*Written request*.
Everything from the line containing "Output a JSON" through the last line of the records below should be printed exactly, please, and nothing else.

(Figure contents as structured data)
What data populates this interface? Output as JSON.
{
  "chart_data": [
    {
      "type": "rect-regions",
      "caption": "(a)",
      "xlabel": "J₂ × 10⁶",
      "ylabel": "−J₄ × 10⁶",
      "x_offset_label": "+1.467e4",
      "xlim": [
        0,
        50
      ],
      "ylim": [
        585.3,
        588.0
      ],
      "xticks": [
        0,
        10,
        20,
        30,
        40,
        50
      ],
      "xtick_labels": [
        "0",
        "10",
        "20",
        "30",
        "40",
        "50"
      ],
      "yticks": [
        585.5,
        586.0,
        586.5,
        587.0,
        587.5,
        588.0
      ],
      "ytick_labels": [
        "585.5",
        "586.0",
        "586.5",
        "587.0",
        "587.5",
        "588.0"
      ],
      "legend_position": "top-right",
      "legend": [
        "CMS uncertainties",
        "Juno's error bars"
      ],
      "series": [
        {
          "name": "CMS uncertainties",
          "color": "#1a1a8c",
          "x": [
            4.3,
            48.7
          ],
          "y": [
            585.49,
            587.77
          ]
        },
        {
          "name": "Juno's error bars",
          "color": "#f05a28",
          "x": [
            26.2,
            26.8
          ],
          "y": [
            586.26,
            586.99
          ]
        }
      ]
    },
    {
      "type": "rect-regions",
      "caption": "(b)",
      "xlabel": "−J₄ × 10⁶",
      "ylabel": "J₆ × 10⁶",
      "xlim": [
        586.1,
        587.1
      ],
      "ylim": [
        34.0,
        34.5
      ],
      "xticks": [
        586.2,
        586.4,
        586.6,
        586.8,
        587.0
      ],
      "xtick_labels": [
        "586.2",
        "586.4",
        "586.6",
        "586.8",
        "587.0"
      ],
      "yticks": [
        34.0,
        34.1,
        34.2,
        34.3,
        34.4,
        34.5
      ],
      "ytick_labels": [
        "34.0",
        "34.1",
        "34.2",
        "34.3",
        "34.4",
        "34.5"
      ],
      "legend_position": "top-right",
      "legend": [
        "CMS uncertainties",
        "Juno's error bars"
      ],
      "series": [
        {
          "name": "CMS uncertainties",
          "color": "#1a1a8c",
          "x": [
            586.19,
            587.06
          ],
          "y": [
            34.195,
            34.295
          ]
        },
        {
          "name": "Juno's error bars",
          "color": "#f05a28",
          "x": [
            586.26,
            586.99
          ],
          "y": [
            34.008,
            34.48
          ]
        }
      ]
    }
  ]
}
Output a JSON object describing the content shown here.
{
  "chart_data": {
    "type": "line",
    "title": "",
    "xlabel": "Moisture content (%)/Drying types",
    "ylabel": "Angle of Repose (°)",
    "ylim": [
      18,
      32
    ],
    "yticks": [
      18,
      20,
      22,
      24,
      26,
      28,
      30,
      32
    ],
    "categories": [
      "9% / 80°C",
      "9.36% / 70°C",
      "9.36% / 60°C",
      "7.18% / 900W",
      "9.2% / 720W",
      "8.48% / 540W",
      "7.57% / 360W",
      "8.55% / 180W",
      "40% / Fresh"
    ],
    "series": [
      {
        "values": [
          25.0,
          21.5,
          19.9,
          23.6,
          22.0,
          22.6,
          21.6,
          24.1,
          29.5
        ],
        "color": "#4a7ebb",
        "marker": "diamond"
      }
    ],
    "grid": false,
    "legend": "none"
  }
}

*Answer in full*.
Output a JSON object describing the content shown here.
{
  "chart_data": {
    "type": "line",
    "title": "",
    "xlabel": "Moisture content (%)/Drying types",
    "ylabel": "Angle of Repose (°)",
    "ylim": [
      18,
      32
    ],
    "yticks": [
      18,
      20,
      22,
      24,
      26,
      28,
      30,
      32
    ],
    "categories": [
      "9% / 80°C",
      "9.36% / 70°C",
      "9.36% / 60°C",
      "7.18% / 900W",
      "9.2% / 720W",
      "8.48% / 540W",
      "7.57% / 360W",
      "8.55% / 180W",
      "40% / Fresh"
    ],
    "series": [
      {
        "values": [
          25.0,
          21.5,
          19.9,
          23.6,
          22.0,
          22.6,
          21.6,
          24.1,
          29.5
        ],
        "color": "#4a7ebb",
        "marker": "diamond"
      }
    ],
    "grid": false,
    "legend": "none"
  }
}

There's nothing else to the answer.